STATED GOAL: Output an exact reproduction of the data.

DATA PROVIDED:
· · · ·

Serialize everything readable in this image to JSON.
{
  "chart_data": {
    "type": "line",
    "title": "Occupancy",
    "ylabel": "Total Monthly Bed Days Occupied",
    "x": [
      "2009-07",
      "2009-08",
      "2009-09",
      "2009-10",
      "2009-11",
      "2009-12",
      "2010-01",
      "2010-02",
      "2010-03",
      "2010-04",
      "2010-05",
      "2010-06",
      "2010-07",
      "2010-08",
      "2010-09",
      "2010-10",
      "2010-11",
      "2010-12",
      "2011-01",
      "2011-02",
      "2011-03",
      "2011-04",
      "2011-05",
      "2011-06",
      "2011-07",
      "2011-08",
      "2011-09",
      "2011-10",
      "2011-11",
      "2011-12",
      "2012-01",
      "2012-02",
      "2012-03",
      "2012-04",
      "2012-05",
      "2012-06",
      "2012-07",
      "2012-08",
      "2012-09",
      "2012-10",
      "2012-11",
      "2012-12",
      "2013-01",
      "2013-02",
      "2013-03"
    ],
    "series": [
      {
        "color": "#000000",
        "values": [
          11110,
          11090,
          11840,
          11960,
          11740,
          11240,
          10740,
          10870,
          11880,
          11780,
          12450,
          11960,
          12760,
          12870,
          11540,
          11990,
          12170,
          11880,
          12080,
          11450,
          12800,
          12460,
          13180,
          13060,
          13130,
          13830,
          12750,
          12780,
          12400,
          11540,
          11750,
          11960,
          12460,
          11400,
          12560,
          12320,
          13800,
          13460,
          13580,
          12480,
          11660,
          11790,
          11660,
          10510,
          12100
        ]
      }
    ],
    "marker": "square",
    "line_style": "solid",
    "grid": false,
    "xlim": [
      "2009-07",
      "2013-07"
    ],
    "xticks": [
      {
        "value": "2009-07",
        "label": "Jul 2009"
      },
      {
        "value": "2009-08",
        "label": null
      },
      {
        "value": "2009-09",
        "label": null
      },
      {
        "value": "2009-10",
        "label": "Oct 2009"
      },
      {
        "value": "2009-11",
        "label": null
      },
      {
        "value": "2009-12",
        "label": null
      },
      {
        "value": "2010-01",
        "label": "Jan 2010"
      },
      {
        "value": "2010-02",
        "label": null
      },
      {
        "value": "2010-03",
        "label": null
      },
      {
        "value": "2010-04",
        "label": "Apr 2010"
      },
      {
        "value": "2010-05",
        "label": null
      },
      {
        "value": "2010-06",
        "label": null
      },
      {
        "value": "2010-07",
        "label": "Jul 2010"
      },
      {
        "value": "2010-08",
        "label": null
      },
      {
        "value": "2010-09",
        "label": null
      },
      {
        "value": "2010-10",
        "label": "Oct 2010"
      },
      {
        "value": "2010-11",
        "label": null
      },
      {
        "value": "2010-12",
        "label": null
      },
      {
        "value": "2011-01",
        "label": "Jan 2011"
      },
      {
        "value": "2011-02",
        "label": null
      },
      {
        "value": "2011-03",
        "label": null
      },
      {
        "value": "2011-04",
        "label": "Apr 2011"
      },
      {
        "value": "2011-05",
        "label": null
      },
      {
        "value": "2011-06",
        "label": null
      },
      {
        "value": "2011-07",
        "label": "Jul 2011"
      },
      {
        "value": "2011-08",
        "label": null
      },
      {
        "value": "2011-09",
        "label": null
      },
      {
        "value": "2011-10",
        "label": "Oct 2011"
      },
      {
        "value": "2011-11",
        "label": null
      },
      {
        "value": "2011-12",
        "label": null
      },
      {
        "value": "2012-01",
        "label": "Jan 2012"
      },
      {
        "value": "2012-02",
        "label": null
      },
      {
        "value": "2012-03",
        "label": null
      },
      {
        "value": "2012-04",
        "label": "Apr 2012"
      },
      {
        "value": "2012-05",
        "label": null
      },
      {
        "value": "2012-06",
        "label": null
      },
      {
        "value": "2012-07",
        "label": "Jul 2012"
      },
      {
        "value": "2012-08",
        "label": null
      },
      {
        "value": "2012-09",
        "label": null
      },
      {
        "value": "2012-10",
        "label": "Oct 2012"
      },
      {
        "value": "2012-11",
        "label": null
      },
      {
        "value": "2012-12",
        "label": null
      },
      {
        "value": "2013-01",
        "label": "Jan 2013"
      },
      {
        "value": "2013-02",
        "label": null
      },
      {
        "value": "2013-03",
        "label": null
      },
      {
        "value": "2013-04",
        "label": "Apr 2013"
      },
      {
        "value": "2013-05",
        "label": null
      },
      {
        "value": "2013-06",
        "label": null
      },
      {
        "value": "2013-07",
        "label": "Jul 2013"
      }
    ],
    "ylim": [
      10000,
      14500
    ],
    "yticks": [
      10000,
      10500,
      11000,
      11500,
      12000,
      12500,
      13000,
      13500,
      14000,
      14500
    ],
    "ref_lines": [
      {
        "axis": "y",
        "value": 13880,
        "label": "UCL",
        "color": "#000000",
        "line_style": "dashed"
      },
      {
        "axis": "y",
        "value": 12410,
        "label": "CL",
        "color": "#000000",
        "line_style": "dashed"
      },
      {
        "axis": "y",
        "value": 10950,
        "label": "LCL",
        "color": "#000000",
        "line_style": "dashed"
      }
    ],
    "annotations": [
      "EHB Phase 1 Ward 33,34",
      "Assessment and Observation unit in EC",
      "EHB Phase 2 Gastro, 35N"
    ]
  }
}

· · · ·

WRITTEN RESPONSE:
Serialize everything readable in this image to JSON.
{
  "chart_data": {
    "type": "line",
    "title": "Occupancy",
    "ylabel": "Total Monthly Bed Days Occupied",
    "x": [
      "2009-07",
      "2009-08",
      "2009-09",
      "2009-10",
      "2009-11",
      "2009-12",
      "2010-01",
      "2010-02",
      "2010-03",
      "2010-04",
      "2010-05",
      "2010-06",
      "2010-07",
      "2010-08",
      "2010-09",
      "2010-10",
      "2010-11",
      "2010-12",
      "2011-01",
      "2011-02",
      "2011-03",
      "2011-04",
      "2011-05",
      "2011-06",
      "2011-07",
      "2011-08",
      "2011-09",
      "2011-10",
      "2011-11",
      "2011-12",
      "2012-01",
      "2012-02",
      "2012-03",
      "2012-04",
      "2012-05",
      "2012-06",
      "2012-07",
      "2012-08",
      "2012-09",
      "2012-10",
      "2012-11",
      "2012-12",
      "2013-01",
      "2013-02",
      "2013-03"
    ],
    "series": [
      {
        "color": "#000000",
        "values": [
          11110,
          11090,
          11840,
          11960,
          11740,
          11240,
          10740,
          10870,
          11880,
          11780,
          12450,
          11960,
          12760,
          12870,
          11540,
          11990,
          12170,
          11880,
          12080,
          11450,
          12800,
          12460,
          13180,
          13060,
          13130,
          13830,
          12750,
          12780,
          12400,
          11540,
          11750,
          11960,
          12460,
          11400,
          12560,
          12320,
          13800,
          13460,
          13580,
          12480,
          11660,
          11790,
          11660,
          10510,
          12100
        ]
      }
    ],
    "marker": "square",
    "line_style": "solid",
    "grid": false,
    "xlim": [
      "2009-07",
      "2013-07"
    ],
    "xticks": [
      {
        "value": "2009-07",
        "label": "Jul 2009"
      },
      {
        "value": "2009-08",
        "label": null
      },
      {
        "value": "2009-09",
        "label": null
      },
      {
        "value": "2009-10",
        "label": "Oct 2009"
      },
      {
        "value": "2009-11",
        "label": null
      },
      {
        "value": "2009-12",
        "label": null
      },
      {
        "value": "2010-01",
        "label": "Jan 2010"
      },
      {
        "value": "2010-02",
        "label": null
      },
      {
        "value": "2010-03",
        "label": null
      },
      {
        "value": "2010-04",
        "label": "Apr 2010"
      },
      {
        "value": "2010-05",
        "label": null
      },
      {
        "value": "2010-06",
        "label": null
      },
      {
        "value": "2010-07",
        "label": "Jul 2010"
      },
      {
        "value": "2010-08",
        "label": null
      },
      {
        "value": "2010-09",
        "label": null
      },
      {
        "value": "2010-10",
        "label": "Oct 2010"
      },
      {
        "value": "2010-11",
        "label": null
      },
      {
        "value": "2010-12",
        "label": null
      },
      {
        "value": "2011-01",
        "label": "Jan 2011"
      },
      {
        "value": "2011-02",
        "label": null
      },
      {
        "value": "2011-03",
        "label": null
      },
      {
        "value": "2011-04",
        "label": "Apr 2011"
      },
      {
        "value": "2011-05",
        "label": null
      },
      {
        "value": "2011-06",
        "label": null
      },
      {
        "value": "2011-07",
        "label": "Jul 2011"
      },
      {
        "value": "2011-08",
        "label": null
      },
      {
        "value": "2011-09",
        "label": null
      },
      {
        "value": "2011-10",
        "label": "Oct 2011"
      },
      {
        "value": "2011-11",
        "label": null
      },
      {
        "value": "2011-12",
        "label": null
      },
      {
        "value": "2012-01",
        "label": "Jan 2012"
      },
      {
        "value": "2012-02",
        "label": null
      },
      {
        "value": "2012-03",
        "label": null
      },
      {
        "value": "2012-04",
        "label": "Apr 2012"
      },
      {
        "value": "2012-05",
        "label": null
      },
      {
        "value": "2012-06",
        "label": null
      },
      {
        "value": "2012-07",
        "label": "Jul 2012"
      },
      {
        "value": "2012-08",
        "label": null
      },
      {
        "value": "2012-09",
        "label": null
      },
      {
        "value": "2012-10",
        "label": "Oct 2012"
      },
      {
        "value": "2012-11",
        "label": null
      },
      {
        "value": "2012-12",
        "label": null
      },
      {
        "value": "2013-01",
        "label": "Jan 2013"
      },
      {
        "value": "2013-02",
        "label": null
      },
      {
        "value": "2013-03",
        "label": null
      },
      {
        "value": "2013-04",
        "label": "Apr 2013"
      },
      {
        "value": "2013-05",
        "label": null
      },
      {
        "value": "2013-06",
        "label": null
      },
      {
        "value": "2013-07",
        "label": "Jul 2013"
      }
    ],
    "ylim": [
      10000,
      14500
    ],
    "yticks": [
      10000,
      10500,
      11000,
      11500,
      12000,
      12500,
      13000,
      13500,
      14000,
      14500
    ],
    "ref_lines": [
      {
        "axis": "y",
        "value": 13880,
        "label": "UCL",
        "color": "#000000",
        "line_style": "dashed"
      },
      {
        "axis": "y",
        "value": 12410,
        "label": "CL",
        "color": "#000000",
        "line_style": "dashed"
      },
      {
        "axis": "y",
        "value": 10950,
        "label": "LCL",
        "color": "#000000",
        "line_style": "dashed"
      }
    ],
    "annotations": [
      "EHB Phase 1 Ward 33,34",
      "Assessment and Observation unit in EC",
      "EHB Phase 2 Gastro, 35N"
    ]
  }
}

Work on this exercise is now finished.